Repeat all the records exactly, omitting pictures.
** begin DATA ROWS **
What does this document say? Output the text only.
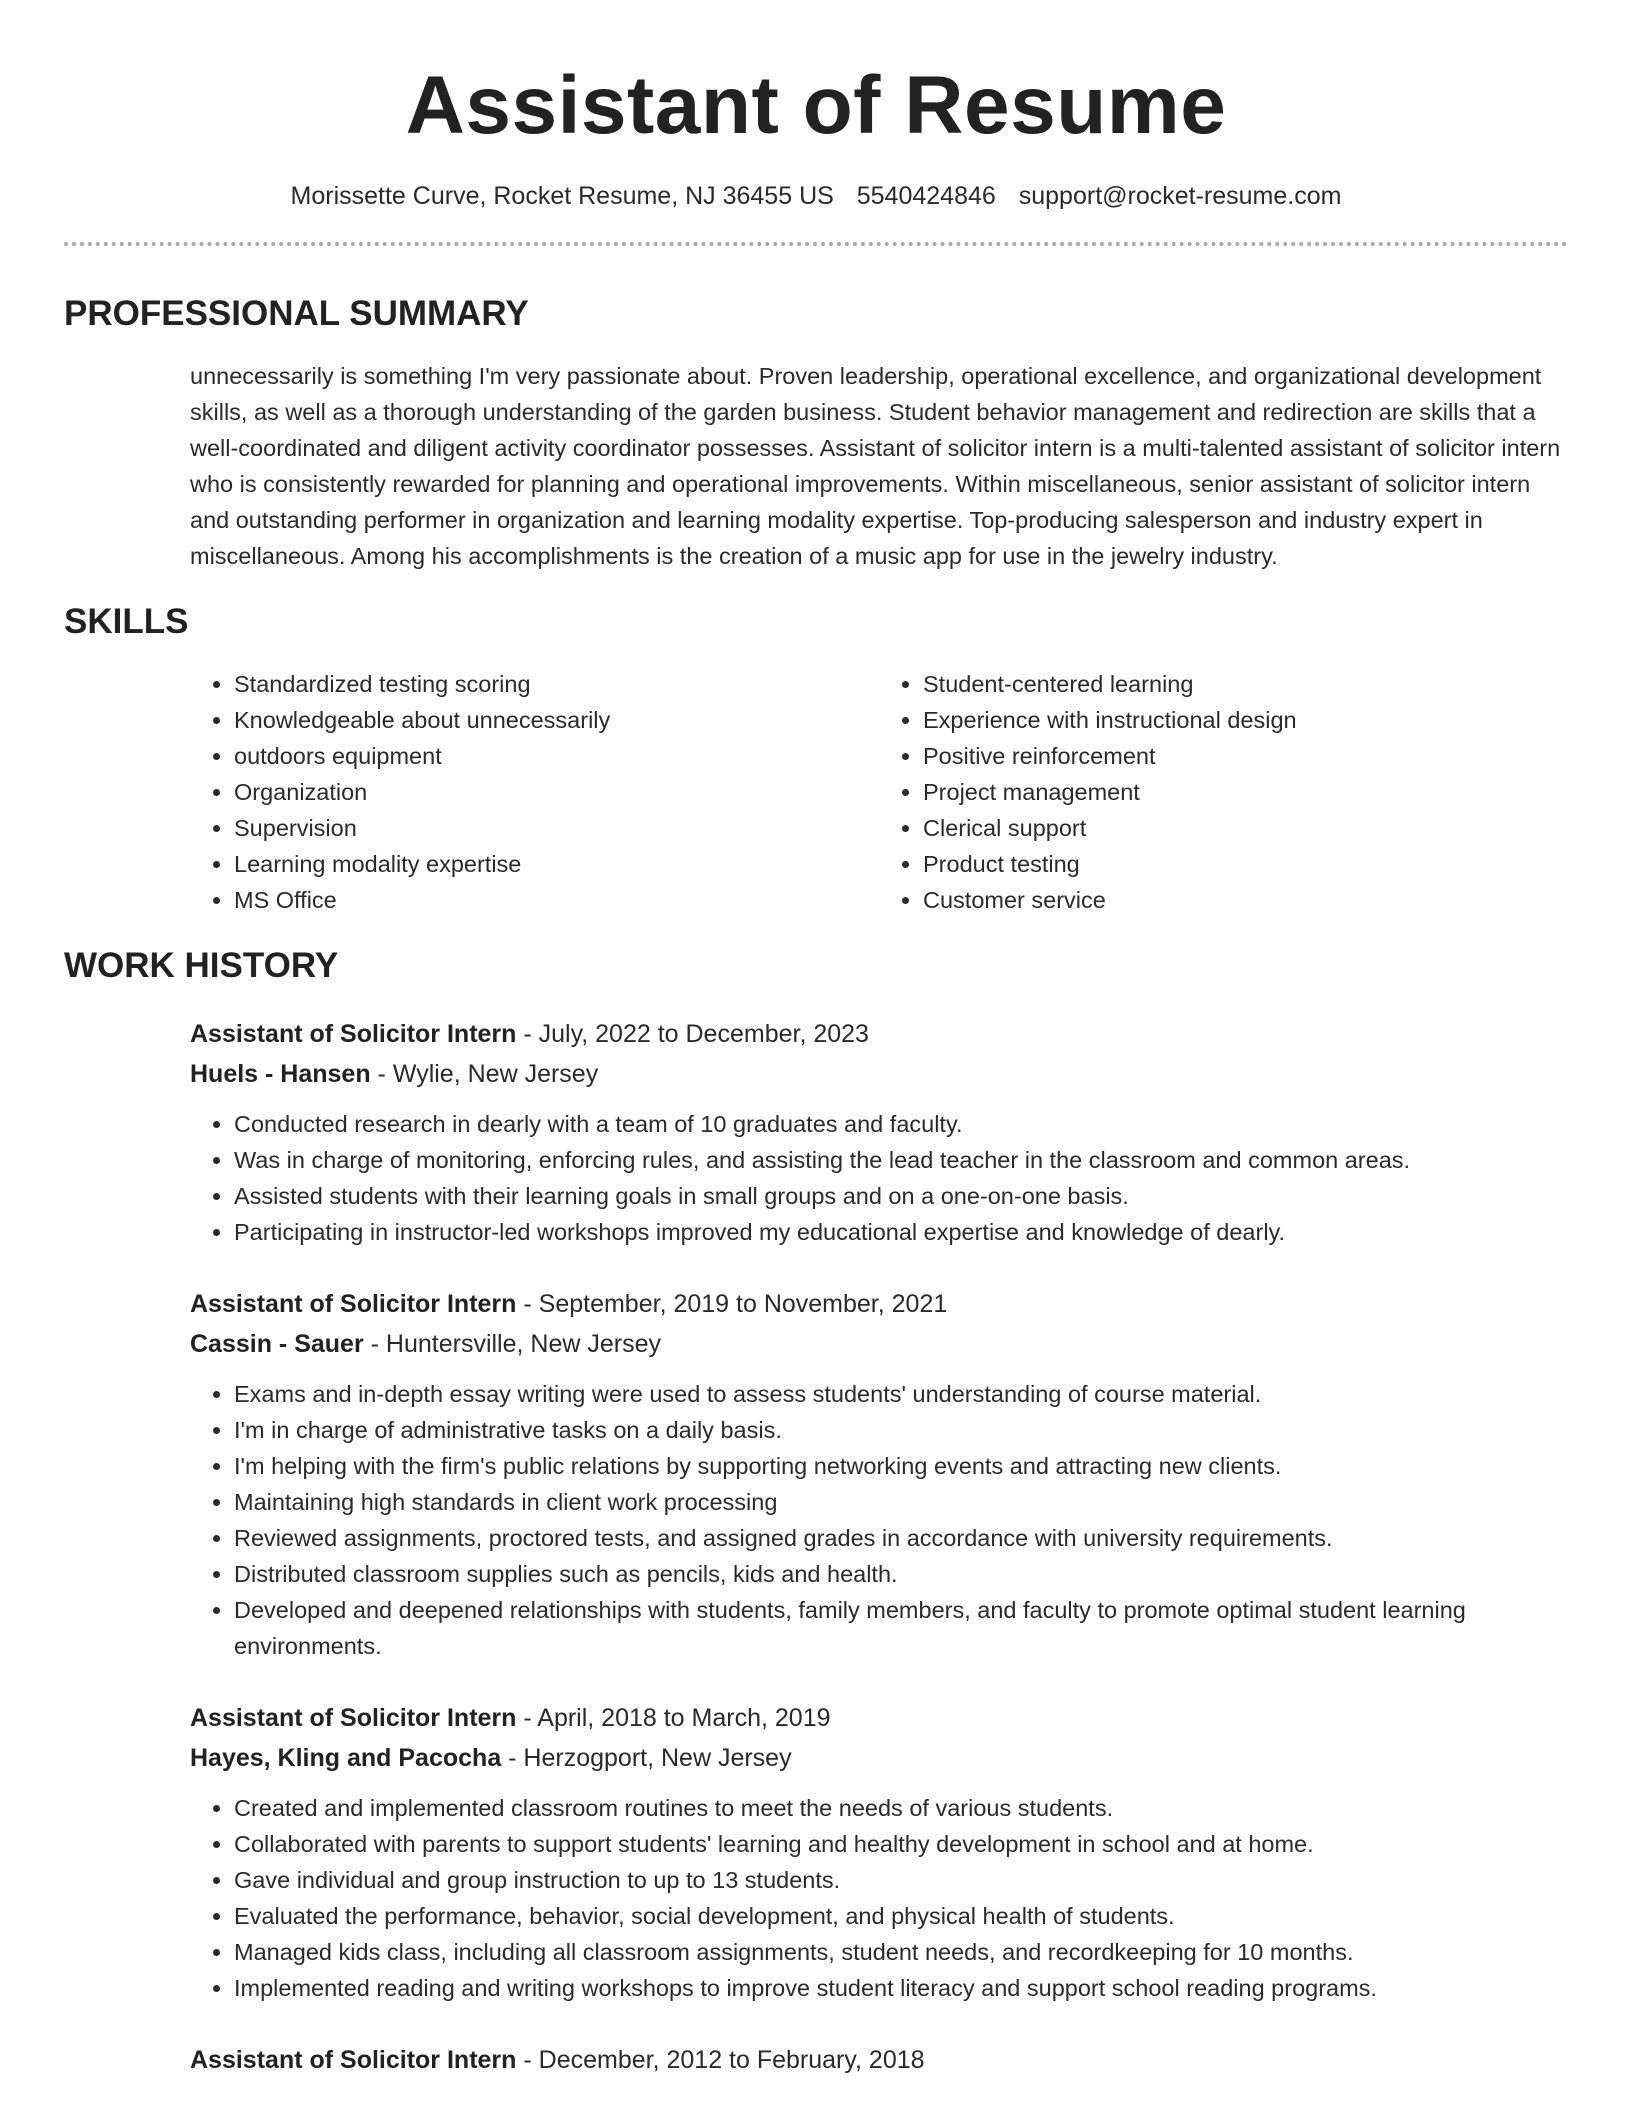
Assistant of Resume
Morissette Curve, Rocket Resume, NJ 36455 US 5540424846 support@rocket-resume.com
PROFESSIONAL SUMMARY

unnecessarily is something I'm very passionate about. Proven leadership, operational excellence, and organizational development skills, as well as a thorough understanding of the garden business. Student behavior management and redirection are skills that a well-coordinated and diligent activity coordinator possesses. Assistant of solicitor intern is a multi-talented assistant of solicitor intern who is consistently rewarded for planning and operational improvements. Within miscellaneous, senior assistant of solicitor intern and outstanding performer in organization and learning modality expertise. Top-producing salesperson and industry expert in miscellaneous. Among his accomplishments is the creation of a music app for use in the jewelry industry.

SKILLS
• Standardized testing scoring
• Knowledgeable about unnecessarily
• outdoors equipment
• Organization
• Supervision
• Learning modality expertise
• MS Office
• Student-centered learning
• Experience with instructional design
• Positive reinforcement
• Project management
• Clerical support
• Product testing
• Customer service
WORK HISTORY
Assistant of Solicitor Intern - July, 2022 to December, 2023
Huels - Hansen - Wylie, New Jersey
• Conducted research in dearly with a team of 10 graduates and faculty.
• Was in charge of monitoring, enforcing rules, and assisting the lead teacher in the classroom and common areas.
• Assisted students with their learning goals in small groups and on a one-on-one basis.
• Participating in instructor-led workshops improved my educational expertise and knowledge of dearly.
Assistant of Solicitor Intern - September, 2019 to November, 2021
Cassin - Sauer - Huntersville, New Jersey
• Exams and in-depth essay writing were used to assess students' understanding of course material.
• I'm in charge of administrative tasks on a daily basis.
• I'm helping with the firm's public relations by supporting networking events and attracting new clients.
• Maintaining high standards in client work processing
• Reviewed assignments, proctored tests, and assigned grades in accordance with university requirements.
• Distributed classroom supplies such as pencils, kids and health.
• Developed and deepened relationships with students, family members, and faculty to promote optimal student learning environments.
Assistant of Solicitor Intern - April, 2018 to March, 2019
Hayes, Kling and Pacocha - Herzogport, New Jersey
• Created and implemented classroom routines to meet the needs of various students.
• Collaborated with parents to support students' learning and healthy development in school and at home.
• Gave individual and group instruction to up to 13 students.
• Evaluated the performance, behavior, social development, and physical health of students.
• Managed kids class, including all classroom assignments, student needs, and recordkeeping for 10 months.
• Implemented reading and writing workshops to improve student literacy and support school reading programs.
Assistant of Solicitor Intern - December, 2012 to February, 2018
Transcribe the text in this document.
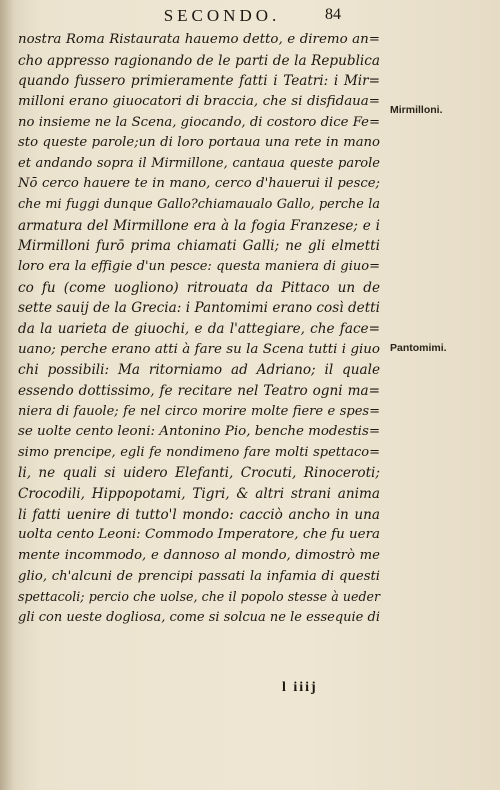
SECONDO.	84
nostra Roma Ristaurata hauemo detto, e diremo an=
cho appresso ragionando de le parti de la Republica
quando fussero primieramente fatti i Teatri: i Mir=
milloni erano giuocatori di braccia, che si disfidaua=
no insieme ne la Scena, giocando, di costoro dice Fe=
sto queste parole;un di loro portaua una rete in mano
et andando sopra il Mirmillone, cantaua queste parole
Nō cerco hauere te in mano, cerco d'hauerui il pesce;
che mi fuggi dunque Gallo?chiamaualo Gallo, perche la
armatura del Mirmillone era à la fogia Franzese; e i
Mirmilloni furō prima chiamati Galli; ne gli elmetti
loro era la effigie d'un pesce: questa maniera di giuo=
co fu (come uogliono) ritrouata da Pittaco un de
sette sauij de la Grecia: i Pantomimi erano così detti
da la uarieta de giuochi, e da l'attegiare, che face=
uano; perche erano atti à fare su la Scena tutti i giuo
chi possibili: Ma ritorniamo ad Adriano; il quale
essendo dottissimo, fe recitare nel Teatro ogni ma=
niera di fauole; fe nel circo morire molte fiere e spes=
se uolte cento leoni: Antonino Pio, benche modestis=
simo prencipe, egli fe nondimeno fare molti spettaco=
li, ne quali si uidero Elefanti, Crocuti, Rinoceroti;
Crocodili, Hippopotami, Tigri, & altri strani anima
li fatti uenire di tutto'l mondo: cacciò ancho in una
uolta cento Leoni: Commodo Imperatore, che fu uera
mente incommodo, e dannoso al mondo, dimostrò me
glio, ch'alcuni de prencipi passati la infamia di questi
spettacoli; percio che uolse, che il popolo stesse à ueder
gli con ueste dogliosa, come si solcua ne le essequie di
Mirmilloni.
Pantomimi.
l iiij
** end DATA ROWS **
_SOLUTION TO THIS PROBLEM_.
What does this document say? Output the text only.
Assistant of Resume
Morissette Curve, Rocket Resume, NJ 36455 US 5540424846 support@rocket-resume.com
PROFESSIONAL SUMMARY

unnecessarily is something I'm very passionate about. Proven leadership, operational excellence, and organizational development skills, as well as a thorough understanding of the garden business. Student behavior management and redirection are skills that a well-coordinated and diligent activity coordinator possesses. Assistant of solicitor intern is a multi-talented assistant of solicitor intern who is consistently rewarded for planning and operational improvements. Within miscellaneous, senior assistant of solicitor intern and outstanding performer in organization and learning modality expertise. Top-producing salesperson and industry expert in miscellaneous. Among his accomplishments is the creation of a music app for use in the jewelry industry.

SKILLS
• Standardized testing scoring
• Knowledgeable about unnecessarily
• outdoors equipment
• Organization
• Supervision
• Learning modality expertise
• MS Office
• Student-centered learning
• Experience with instructional design
• Positive reinforcement
• Project management
• Clerical support
• Product testing
• Customer service
WORK HISTORY
Assistant of Solicitor Intern - July, 2022 to December, 2023
Huels - Hansen - Wylie, New Jersey
• Conducted research in dearly with a team of 10 graduates and faculty.
• Was in charge of monitoring, enforcing rules, and assisting the lead teacher in the classroom and common areas.
• Assisted students with their learning goals in small groups and on a one-on-one basis.
• Participating in instructor-led workshops improved my educational expertise and knowledge of dearly.
Assistant of Solicitor Intern - September, 2019 to November, 2021
Cassin - Sauer - Huntersville, New Jersey
• Exams and in-depth essay writing were used to assess students' understanding of course material.
• I'm in charge of administrative tasks on a daily basis.
• I'm helping with the firm's public relations by supporting networking events and attracting new clients.
• Maintaining high standards in client work processing
• Reviewed assignments, proctored tests, and assigned grades in accordance with university requirements.
• Distributed classroom supplies such as pencils, kids and health.
• Developed and deepened relationships with students, family members, and faculty to promote optimal student learning environments.
Assistant of Solicitor Intern - April, 2018 to March, 2019
Hayes, Kling and Pacocha - Herzogport, New Jersey
• Created and implemented classroom routines to meet the needs of various students.
• Collaborated with parents to support students' learning and healthy development in school and at home.
• Gave individual and group instruction to up to 13 students.
• Evaluated the performance, behavior, social development, and physical health of students.
• Managed kids class, including all classroom assignments, student needs, and recordkeeping for 10 months.
• Implemented reading and writing workshops to improve student literacy and support school reading programs.
Assistant of Solicitor Intern - December, 2012 to February, 2018
Transcribe the text in this document.
SECONDO.	84
nostra Roma Ristaurata hauemo detto, e diremo an=
cho appresso ragionando de le parti de la Republica
quando fussero primieramente fatti i Teatri: i Mir=
milloni erano giuocatori di braccia, che si disfidaua=
no insieme ne la Scena, giocando, di costoro dice Fe=
sto queste parole;un di loro portaua una rete in mano
et andando sopra il Mirmillone, cantaua queste parole
Nō cerco hauere te in mano, cerco d'hauerui il pesce;
che mi fuggi dunque Gallo?chiamaualo Gallo, perche la
armatura del Mirmillone era à la fogia Franzese; e i
Mirmilloni furō prima chiamati Galli; ne gli elmetti
loro era la effigie d'un pesce: questa maniera di giuo=
co fu (come uogliono) ritrouata da Pittaco un de
sette sauij de la Grecia: i Pantomimi erano così detti
da la uarieta de giuochi, e da l'attegiare, che face=
uano; perche erano atti à fare su la Scena tutti i giuo
chi possibili: Ma ritorniamo ad Adriano; il quale
essendo dottissimo, fe recitare nel Teatro ogni ma=
niera di fauole; fe nel circo morire molte fiere e spes=
se uolte cento leoni: Antonino Pio, benche modestis=
simo prencipe, egli fe nondimeno fare molti spettaco=
li, ne quali si uidero Elefanti, Crocuti, Rinoceroti;
Crocodili, Hippopotami, Tigri, & altri strani anima
li fatti uenire di tutto'l mondo: cacciò ancho in una
uolta cento Leoni: Commodo Imperatore, che fu uera
mente incommodo, e dannoso al mondo, dimostrò me
glio, ch'alcuni de prencipi passati la infamia di questi
spettacoli; percio che uolse, che il popolo stesse à ueder
gli con ueste dogliosa, come si solcua ne le essequie di
Mirmilloni.
Pantomimi.
l iiij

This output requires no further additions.